Search the records that follow and extract every line containing the string "JSON".
___ Excerpted records
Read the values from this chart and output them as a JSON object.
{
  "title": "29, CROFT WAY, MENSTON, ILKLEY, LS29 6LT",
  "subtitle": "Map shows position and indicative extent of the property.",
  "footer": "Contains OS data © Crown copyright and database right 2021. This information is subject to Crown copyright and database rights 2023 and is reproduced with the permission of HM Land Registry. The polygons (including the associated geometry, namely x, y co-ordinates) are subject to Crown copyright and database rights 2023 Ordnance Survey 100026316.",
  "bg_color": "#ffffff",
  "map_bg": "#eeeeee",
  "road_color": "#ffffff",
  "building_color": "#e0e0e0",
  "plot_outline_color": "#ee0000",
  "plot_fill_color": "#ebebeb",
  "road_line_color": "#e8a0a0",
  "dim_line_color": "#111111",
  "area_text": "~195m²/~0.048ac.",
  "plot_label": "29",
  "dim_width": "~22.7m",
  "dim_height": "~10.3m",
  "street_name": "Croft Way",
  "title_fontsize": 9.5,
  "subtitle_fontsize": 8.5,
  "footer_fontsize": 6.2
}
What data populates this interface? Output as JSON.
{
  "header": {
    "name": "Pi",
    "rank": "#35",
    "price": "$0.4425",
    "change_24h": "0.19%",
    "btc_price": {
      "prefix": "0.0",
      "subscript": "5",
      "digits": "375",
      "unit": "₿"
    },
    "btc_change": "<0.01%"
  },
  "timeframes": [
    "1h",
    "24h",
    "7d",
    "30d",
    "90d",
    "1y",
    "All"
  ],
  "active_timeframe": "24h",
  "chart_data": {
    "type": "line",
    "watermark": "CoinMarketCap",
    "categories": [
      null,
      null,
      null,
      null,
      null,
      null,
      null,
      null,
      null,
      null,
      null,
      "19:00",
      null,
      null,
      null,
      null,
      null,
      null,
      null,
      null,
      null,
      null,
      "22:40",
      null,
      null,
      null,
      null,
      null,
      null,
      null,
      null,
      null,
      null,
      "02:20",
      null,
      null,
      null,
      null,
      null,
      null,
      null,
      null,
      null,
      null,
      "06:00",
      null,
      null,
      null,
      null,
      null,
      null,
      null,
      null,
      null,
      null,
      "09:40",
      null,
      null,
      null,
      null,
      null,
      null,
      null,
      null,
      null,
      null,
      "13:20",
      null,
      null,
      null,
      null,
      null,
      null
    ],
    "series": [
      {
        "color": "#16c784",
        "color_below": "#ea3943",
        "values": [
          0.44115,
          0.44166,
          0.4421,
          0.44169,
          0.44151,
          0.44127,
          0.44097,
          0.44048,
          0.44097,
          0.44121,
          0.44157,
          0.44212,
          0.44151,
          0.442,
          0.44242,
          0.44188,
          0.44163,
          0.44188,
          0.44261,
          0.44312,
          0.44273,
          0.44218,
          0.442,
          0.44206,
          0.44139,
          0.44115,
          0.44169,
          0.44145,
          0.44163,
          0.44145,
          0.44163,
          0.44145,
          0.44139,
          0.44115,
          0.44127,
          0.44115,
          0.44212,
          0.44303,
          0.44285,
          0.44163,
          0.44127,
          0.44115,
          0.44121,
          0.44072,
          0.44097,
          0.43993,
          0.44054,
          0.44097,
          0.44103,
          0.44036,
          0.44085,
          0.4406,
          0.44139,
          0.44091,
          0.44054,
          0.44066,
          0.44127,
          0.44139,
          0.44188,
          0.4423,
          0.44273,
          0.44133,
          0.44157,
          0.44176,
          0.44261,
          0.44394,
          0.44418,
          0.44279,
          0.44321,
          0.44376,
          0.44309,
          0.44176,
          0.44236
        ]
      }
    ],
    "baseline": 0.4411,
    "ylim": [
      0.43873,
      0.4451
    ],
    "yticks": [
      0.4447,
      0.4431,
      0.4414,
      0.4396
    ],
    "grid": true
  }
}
______
Solution for this exercise:
Read the values from this chart and output them as a JSON object.
What data populates this interface? Output as JSON.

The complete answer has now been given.